── Data for processing ──
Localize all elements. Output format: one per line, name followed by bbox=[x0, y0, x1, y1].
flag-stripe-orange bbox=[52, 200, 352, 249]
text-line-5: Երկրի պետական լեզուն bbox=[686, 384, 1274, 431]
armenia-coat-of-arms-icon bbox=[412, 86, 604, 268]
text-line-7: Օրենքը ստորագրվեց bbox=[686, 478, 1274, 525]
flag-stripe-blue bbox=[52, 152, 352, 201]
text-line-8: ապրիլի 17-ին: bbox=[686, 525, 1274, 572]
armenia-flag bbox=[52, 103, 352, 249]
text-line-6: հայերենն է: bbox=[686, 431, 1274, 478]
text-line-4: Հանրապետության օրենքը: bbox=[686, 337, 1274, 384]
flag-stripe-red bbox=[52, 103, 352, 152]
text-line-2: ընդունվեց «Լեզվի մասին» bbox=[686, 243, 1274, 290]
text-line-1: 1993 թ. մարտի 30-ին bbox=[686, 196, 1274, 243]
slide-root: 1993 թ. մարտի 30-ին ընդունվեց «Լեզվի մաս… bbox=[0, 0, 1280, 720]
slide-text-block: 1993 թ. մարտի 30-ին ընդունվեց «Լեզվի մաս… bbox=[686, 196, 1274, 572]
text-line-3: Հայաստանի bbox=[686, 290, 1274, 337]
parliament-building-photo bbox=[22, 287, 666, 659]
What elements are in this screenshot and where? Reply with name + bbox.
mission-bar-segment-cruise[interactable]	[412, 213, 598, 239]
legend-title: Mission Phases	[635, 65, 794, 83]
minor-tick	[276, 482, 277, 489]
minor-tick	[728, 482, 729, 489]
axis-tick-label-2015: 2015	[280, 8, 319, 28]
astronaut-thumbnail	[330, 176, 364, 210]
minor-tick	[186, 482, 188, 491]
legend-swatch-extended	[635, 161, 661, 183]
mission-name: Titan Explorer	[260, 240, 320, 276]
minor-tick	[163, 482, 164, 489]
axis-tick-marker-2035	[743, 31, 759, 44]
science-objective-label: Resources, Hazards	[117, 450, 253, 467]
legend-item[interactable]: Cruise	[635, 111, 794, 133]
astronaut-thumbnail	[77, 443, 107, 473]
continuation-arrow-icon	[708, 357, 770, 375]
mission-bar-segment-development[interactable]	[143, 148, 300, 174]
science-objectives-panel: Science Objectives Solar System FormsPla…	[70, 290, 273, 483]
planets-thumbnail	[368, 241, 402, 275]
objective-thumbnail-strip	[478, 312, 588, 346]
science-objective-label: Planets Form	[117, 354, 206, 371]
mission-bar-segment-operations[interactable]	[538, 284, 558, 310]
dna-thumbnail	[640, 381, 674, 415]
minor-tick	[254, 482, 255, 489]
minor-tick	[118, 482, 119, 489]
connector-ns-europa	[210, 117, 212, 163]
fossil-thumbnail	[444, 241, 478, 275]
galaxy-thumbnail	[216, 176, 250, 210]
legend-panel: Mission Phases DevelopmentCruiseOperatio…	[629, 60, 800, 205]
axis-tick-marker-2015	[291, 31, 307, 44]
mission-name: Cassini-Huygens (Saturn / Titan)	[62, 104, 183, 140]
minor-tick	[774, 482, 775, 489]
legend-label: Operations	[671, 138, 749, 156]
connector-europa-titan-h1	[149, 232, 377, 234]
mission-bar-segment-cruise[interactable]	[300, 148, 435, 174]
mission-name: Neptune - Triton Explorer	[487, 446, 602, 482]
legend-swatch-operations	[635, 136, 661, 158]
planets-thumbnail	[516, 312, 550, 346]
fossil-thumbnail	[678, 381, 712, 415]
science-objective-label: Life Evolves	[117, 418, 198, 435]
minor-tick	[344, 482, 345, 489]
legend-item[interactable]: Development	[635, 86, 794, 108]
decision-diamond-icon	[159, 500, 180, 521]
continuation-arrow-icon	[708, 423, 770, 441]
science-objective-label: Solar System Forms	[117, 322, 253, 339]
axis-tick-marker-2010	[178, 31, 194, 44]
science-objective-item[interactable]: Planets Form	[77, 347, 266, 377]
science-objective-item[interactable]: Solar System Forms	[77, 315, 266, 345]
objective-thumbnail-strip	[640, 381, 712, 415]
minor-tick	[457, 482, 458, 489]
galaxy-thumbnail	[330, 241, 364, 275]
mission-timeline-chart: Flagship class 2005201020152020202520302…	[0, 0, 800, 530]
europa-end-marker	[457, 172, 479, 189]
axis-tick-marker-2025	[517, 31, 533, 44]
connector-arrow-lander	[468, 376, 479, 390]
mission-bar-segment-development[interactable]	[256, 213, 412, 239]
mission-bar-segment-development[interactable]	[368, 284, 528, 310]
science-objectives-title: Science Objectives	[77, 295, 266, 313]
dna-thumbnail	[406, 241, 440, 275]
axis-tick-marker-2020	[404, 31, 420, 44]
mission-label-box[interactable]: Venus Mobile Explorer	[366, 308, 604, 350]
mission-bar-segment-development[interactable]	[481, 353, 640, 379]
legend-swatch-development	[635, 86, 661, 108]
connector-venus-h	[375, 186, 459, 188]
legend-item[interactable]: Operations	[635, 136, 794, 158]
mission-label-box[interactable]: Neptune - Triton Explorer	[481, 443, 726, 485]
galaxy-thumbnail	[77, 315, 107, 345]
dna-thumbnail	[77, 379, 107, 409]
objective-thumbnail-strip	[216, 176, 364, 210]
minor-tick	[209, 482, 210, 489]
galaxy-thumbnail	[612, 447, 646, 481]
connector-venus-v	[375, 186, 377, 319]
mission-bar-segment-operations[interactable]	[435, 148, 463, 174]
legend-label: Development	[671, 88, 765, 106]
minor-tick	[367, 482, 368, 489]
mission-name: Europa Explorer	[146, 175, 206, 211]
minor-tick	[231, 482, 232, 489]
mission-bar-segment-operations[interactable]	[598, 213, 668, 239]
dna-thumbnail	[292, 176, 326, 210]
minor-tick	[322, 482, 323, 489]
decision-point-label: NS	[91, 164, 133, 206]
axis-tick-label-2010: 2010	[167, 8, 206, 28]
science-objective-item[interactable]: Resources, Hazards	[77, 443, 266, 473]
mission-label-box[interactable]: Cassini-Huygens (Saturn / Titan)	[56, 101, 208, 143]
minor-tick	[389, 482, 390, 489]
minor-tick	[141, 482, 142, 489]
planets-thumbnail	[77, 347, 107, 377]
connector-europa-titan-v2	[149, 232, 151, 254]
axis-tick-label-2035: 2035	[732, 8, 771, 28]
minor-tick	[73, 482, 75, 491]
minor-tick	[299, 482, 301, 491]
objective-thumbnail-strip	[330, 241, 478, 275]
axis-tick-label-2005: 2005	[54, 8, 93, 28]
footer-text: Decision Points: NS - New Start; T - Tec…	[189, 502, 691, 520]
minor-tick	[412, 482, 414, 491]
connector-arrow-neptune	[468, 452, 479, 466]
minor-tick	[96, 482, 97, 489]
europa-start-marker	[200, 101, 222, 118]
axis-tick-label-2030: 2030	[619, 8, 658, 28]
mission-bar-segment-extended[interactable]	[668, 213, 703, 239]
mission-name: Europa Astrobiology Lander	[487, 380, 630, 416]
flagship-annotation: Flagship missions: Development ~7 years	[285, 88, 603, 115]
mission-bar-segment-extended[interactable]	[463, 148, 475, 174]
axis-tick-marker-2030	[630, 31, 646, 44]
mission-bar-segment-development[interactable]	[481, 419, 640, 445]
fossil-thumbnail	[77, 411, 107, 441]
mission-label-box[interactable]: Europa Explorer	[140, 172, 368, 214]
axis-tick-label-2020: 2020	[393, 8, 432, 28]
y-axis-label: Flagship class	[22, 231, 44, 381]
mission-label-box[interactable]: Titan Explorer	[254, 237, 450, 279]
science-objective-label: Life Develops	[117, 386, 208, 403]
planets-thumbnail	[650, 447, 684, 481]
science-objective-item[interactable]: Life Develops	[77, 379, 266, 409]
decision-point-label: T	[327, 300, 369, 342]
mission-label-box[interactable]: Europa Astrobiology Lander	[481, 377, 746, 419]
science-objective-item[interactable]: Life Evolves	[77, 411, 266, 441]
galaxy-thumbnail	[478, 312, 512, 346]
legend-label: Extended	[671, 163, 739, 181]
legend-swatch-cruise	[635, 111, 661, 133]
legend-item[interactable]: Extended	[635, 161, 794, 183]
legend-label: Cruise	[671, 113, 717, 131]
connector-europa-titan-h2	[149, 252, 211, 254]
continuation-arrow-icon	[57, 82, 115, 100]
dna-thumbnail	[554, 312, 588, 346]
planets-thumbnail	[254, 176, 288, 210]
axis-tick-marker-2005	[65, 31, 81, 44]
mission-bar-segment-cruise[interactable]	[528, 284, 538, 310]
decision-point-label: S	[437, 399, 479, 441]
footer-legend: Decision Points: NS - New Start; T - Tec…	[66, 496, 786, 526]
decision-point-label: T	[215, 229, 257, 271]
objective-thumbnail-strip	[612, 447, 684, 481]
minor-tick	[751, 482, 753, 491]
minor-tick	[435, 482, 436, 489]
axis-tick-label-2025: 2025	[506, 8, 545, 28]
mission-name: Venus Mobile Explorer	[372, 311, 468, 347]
───
**What is expected**
Write out the material line for line, unchanged, from its first line through the line containing "text-line-4: Հանրապետության օրենքը: bbox=[686, 337, 1274, 384]".

**Answer to this task**
Localize all elements. Output format: one per line, name followed by bbox=[x0, y0, x1, y1].
flag-stripe-orange bbox=[52, 200, 352, 249]
text-line-5: Երկրի պետական լեզուն bbox=[686, 384, 1274, 431]
armenia-coat-of-arms-icon bbox=[412, 86, 604, 268]
text-line-7: Օրենքը ստորագրվեց bbox=[686, 478, 1274, 525]
flag-stripe-blue bbox=[52, 152, 352, 201]
text-line-8: ապրիլի 17-ին: bbox=[686, 525, 1274, 572]
armenia-flag bbox=[52, 103, 352, 249]
text-line-6: հայերենն է: bbox=[686, 431, 1274, 478]
text-line-4: Հանրապետության օրենքը: bbox=[686, 337, 1274, 384]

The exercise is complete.